##### Provided records
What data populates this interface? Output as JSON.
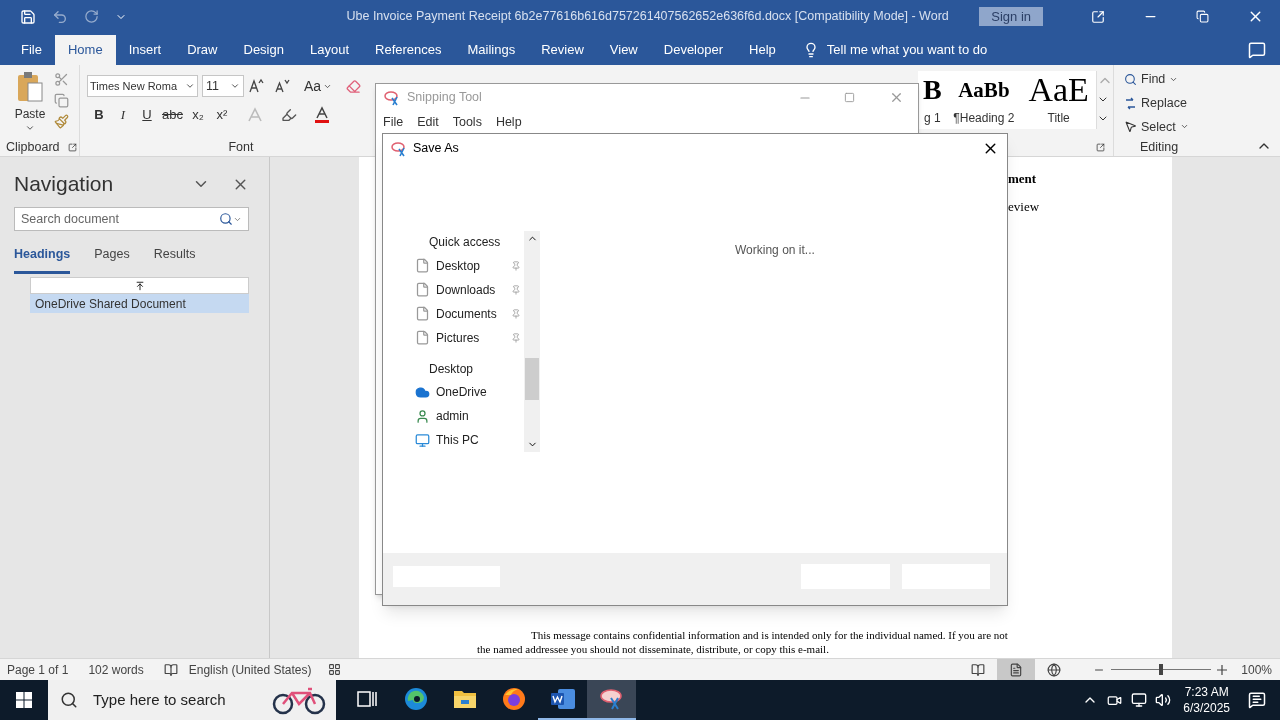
{
  "window": {
    "title": "Ube Invoice Payment Receipt 6b2e77616b616d757261407562652e636f6d.docx [Compatibility Mode]  -  Word",
    "sign_in": "Sign in"
  },
  "tabs": [
    {
      "label": "File",
      "selected": false
    },
    {
      "label": "Home",
      "selected": true
    },
    {
      "label": "Insert",
      "selected": false
    },
    {
      "label": "Draw",
      "selected": false
    },
    {
      "label": "Design",
      "selected": false
    },
    {
      "label": "Layout",
      "selected": false
    },
    {
      "label": "References",
      "selected": false
    },
    {
      "label": "Mailings",
      "selected": false
    },
    {
      "label": "Review",
      "selected": false
    },
    {
      "label": "View",
      "selected": false
    },
    {
      "label": "Developer",
      "selected": false
    },
    {
      "label": "Help",
      "selected": false
    }
  ],
  "tell_me": "Tell me what you want to do",
  "ribbon": {
    "clipboard": {
      "paste": "Paste",
      "label": "Clipboard"
    },
    "font": {
      "name": "Times New Roma",
      "size": "11",
      "change_case": "Aa",
      "format_buttons": [
        "B",
        "I",
        "U",
        "abc",
        "x₂",
        "x²"
      ],
      "label": "Font"
    },
    "styles": [
      {
        "preview": "B",
        "name": "g 1"
      },
      {
        "preview": "AaBb",
        "name": "¶Heading 2"
      },
      {
        "preview": "AaE",
        "name": "Title"
      }
    ],
    "editing": {
      "items": [
        "Find",
        "Replace",
        "Select"
      ],
      "label": "Editing"
    }
  },
  "navigation": {
    "title": "Navigation",
    "search_placeholder": "Search document",
    "tabs": [
      {
        "label": "Headings",
        "selected": true
      },
      {
        "label": "Pages",
        "selected": false
      },
      {
        "label": "Results",
        "selected": false
      }
    ],
    "headings": [
      {
        "label": "OneDrive Shared Document",
        "selected": true
      }
    ]
  },
  "document": {
    "fragments": [
      "ment",
      "eview"
    ],
    "footer_lines": [
      "This message contains confidential information and is intended only for the individual named. If you are not",
      "the named addressee you should not disseminate, distribute, or copy this e-mail."
    ]
  },
  "snipping_tool": {
    "title": "Snipping Tool",
    "menu": [
      "File",
      "Edit",
      "Tools",
      "Help"
    ]
  },
  "save_as": {
    "title": "Save As",
    "status": "Working on it...",
    "nav": [
      {
        "kind": "header",
        "label": "Quick access"
      },
      {
        "kind": "file",
        "label": "Desktop",
        "pinned": true
      },
      {
        "kind": "file",
        "label": "Downloads",
        "pinned": true
      },
      {
        "kind": "file",
        "label": "Documents",
        "pinned": true
      },
      {
        "kind": "file",
        "label": "Pictures",
        "pinned": true
      },
      {
        "kind": "header",
        "label": "Desktop"
      },
      {
        "kind": "cloud",
        "label": "OneDrive"
      },
      {
        "kind": "user",
        "label": "admin"
      },
      {
        "kind": "pc",
        "label": "This PC"
      }
    ]
  },
  "status_bar": {
    "page": "Page 1 of 1",
    "words": "102 words",
    "language": "English (United States)",
    "views": [
      {
        "kind": "read",
        "selected": false
      },
      {
        "kind": "print",
        "selected": true
      },
      {
        "kind": "web",
        "selected": false
      }
    ],
    "zoom": {
      "level": 0.5,
      "reading": "100%"
    }
  },
  "taskbar": {
    "search_placeholder": "Type here to search",
    "apps": [
      {
        "kind": "taskview",
        "running": false,
        "active": false
      },
      {
        "kind": "edge",
        "running": false,
        "active": false
      },
      {
        "kind": "explorer",
        "running": false,
        "active": false
      },
      {
        "kind": "firefox",
        "running": false,
        "active": false
      },
      {
        "kind": "word",
        "running": true,
        "active": false
      },
      {
        "kind": "snip",
        "running": true,
        "active": true
      }
    ],
    "time": "7:23 AM",
    "date": "6/3/2025"
  }
}
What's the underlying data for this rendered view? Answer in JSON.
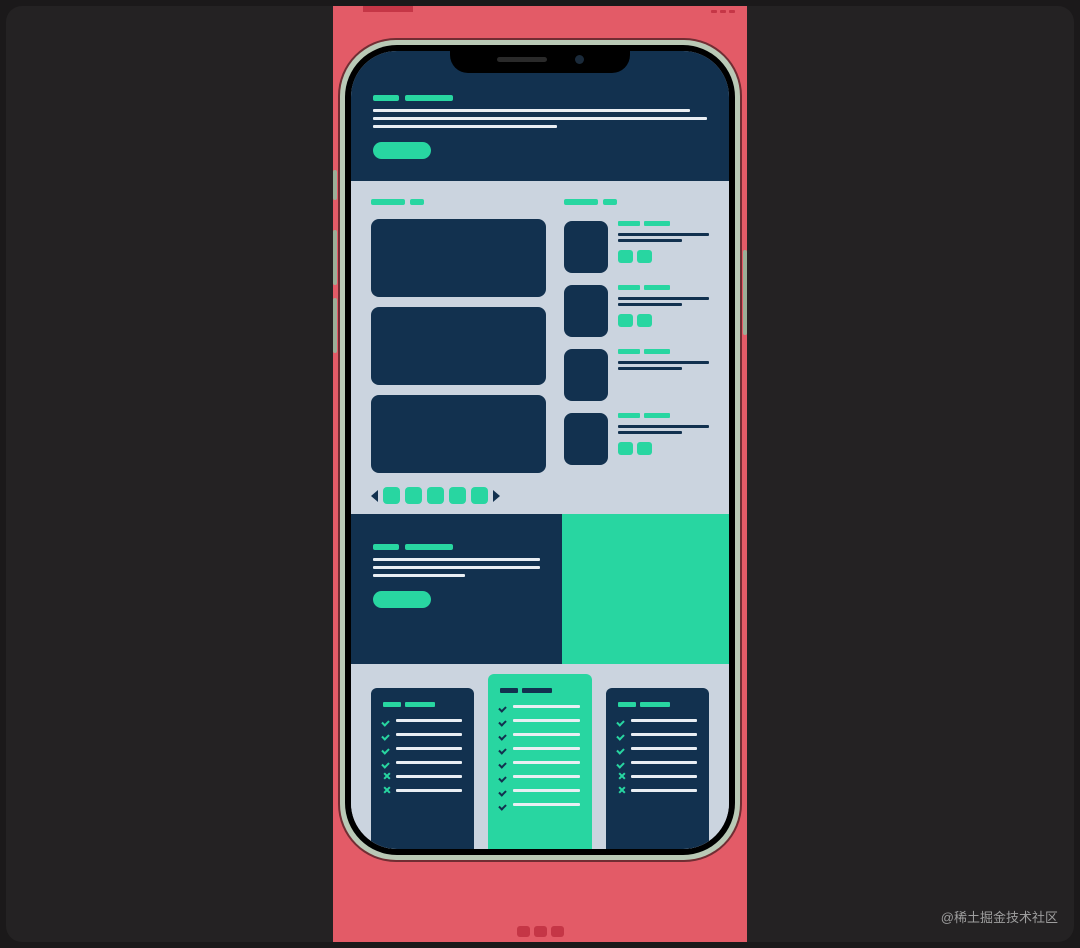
{
  "watermark": "@稀土掘金技术社区",
  "colors": {
    "navy": "#12314f",
    "teal": "#28d6a1",
    "grey": "#cbd4df",
    "page_bg": "#e35b67"
  },
  "device": "iPhone 12",
  "wireframe": {
    "hero": {
      "title_words": 2,
      "text_lines": 3,
      "has_cta": true
    },
    "gallery": {
      "large_cards": 3,
      "pager_items": 5
    },
    "list_items": [
      {
        "chips": 2
      },
      {
        "chips": 2
      },
      {
        "chips": 0
      },
      {
        "chips": 2
      }
    ],
    "split_banner": {
      "left_text_lines": 3,
      "has_cta": true
    },
    "pricing": {
      "plans": [
        {
          "variant": "dark",
          "features": [
            "ok",
            "ok",
            "ok",
            "ok",
            "no",
            "no"
          ]
        },
        {
          "variant": "teal",
          "features": [
            "ok",
            "ok",
            "ok",
            "ok",
            "ok",
            "ok",
            "ok",
            "ok"
          ]
        },
        {
          "variant": "dark",
          "features": [
            "ok",
            "ok",
            "ok",
            "ok",
            "no",
            "no"
          ]
        }
      ]
    }
  }
}
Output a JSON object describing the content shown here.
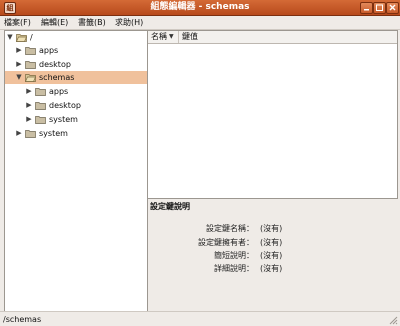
{
  "window": {
    "title": "組態編輯器 - schemas",
    "app_icon_glyph": "組",
    "accent_color": "#c85c2b"
  },
  "menubar": {
    "items": [
      "檔案(F)",
      "編輯(E)",
      "書籤(B)",
      "求助(H)"
    ]
  },
  "tree": {
    "root": "/",
    "items": [
      {
        "label": "apps",
        "icon": "folder-icon",
        "expanded": false
      },
      {
        "label": "desktop",
        "icon": "folder-icon",
        "expanded": false
      },
      {
        "label": "schemas",
        "icon": "folder-open-icon",
        "expanded": true,
        "selected": true
      },
      {
        "label": "apps",
        "icon": "folder-icon",
        "expanded": false
      },
      {
        "label": "desktop",
        "icon": "folder-icon",
        "expanded": false
      },
      {
        "label": "system",
        "icon": "folder-icon",
        "expanded": false
      },
      {
        "label": "system",
        "icon": "folder-icon",
        "expanded": false
      }
    ],
    "selected_color": "#f0c19c"
  },
  "list": {
    "columns": [
      "名稱",
      "鍵值"
    ],
    "rows": []
  },
  "details": {
    "title": "設定鍵說明",
    "fields": [
      {
        "label": "設定鍵名稱：",
        "value": "(沒有)"
      },
      {
        "label": "設定鍵擁有者：",
        "value": "(沒有)"
      },
      {
        "label": "簡短說明：",
        "value": "(沒有)"
      },
      {
        "label": "詳細說明：",
        "value": "(沒有)"
      }
    ]
  },
  "status": {
    "path": "/schemas"
  }
}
##########
### Prompt
Among the entries above, identify all lines with "here" and copy them.

### Output below
    "search_placeholder": "Type here to search",
Output a JSON object describing the content shown here.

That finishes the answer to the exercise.